SHORT PROBLEM
From the line with "Convert this screenshot" through the final line, please write out the listing exactly, including both of those lines.

Stored data:

::::::::

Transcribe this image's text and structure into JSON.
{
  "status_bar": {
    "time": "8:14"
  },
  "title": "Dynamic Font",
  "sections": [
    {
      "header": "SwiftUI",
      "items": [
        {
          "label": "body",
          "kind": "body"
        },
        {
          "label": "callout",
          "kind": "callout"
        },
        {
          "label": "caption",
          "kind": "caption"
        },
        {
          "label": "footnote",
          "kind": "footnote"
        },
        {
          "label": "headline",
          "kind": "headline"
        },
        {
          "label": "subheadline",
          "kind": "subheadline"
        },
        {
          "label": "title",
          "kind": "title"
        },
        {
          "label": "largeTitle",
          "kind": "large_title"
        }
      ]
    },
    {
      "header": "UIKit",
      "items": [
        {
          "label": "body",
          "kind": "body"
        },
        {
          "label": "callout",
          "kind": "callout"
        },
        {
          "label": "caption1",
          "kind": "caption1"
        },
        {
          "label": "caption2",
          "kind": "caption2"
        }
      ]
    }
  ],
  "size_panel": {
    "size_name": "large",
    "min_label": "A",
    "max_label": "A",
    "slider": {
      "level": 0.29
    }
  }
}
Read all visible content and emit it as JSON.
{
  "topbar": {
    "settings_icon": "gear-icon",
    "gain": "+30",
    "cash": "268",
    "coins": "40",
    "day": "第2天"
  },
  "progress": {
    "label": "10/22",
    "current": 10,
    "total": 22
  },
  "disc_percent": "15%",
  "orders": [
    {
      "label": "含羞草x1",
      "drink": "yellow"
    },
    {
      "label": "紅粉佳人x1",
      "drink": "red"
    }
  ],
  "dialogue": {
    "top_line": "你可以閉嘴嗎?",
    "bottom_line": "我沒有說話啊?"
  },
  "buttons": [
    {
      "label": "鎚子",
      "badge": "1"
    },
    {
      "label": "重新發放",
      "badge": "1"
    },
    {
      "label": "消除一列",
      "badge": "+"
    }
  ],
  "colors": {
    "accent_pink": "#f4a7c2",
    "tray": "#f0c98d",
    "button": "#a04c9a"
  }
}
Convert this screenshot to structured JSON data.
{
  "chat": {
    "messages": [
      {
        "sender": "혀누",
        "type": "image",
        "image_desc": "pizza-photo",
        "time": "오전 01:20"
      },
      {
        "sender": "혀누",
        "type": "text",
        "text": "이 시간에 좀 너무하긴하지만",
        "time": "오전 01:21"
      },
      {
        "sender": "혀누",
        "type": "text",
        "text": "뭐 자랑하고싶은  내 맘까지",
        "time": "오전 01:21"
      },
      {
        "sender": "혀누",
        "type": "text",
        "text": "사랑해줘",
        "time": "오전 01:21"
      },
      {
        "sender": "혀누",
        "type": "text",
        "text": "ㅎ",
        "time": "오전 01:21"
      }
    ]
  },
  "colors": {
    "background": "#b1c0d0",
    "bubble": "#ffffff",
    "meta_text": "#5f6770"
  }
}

::::::::

ANSWER BELOW
Convert this screenshot to structured JSON data.
{
  "chat": {
    "messages": [
      {
        "sender": "혀누",
        "type": "image",
        "image_desc": "pizza-photo",
        "time": "오전 01:20"
      },
      {
        "sender": "혀누",
        "type": "text",
        "text": "이 시간에 좀 너무하긴하지만",
        "time": "오전 01:21"
      },
      {
        "sender": "혀누",
        "type": "text",
        "text": "뭐 자랑하고싶은  내 맘까지",
        "time": "오전 01:21"
      },
      {
        "sender": "혀누",
        "type": "text",
        "text": "사랑해줘",
        "time": "오전 01:21"
      },
      {
        "sender": "혀누",
        "type": "text",
        "text": "ㅎ",
        "time": "오전 01:21"
      }
    ]
  },
  "colors": {
    "background": "#b1c0d0",
    "bubble": "#ffffff",
    "meta_text": "#5f6770"
  }
}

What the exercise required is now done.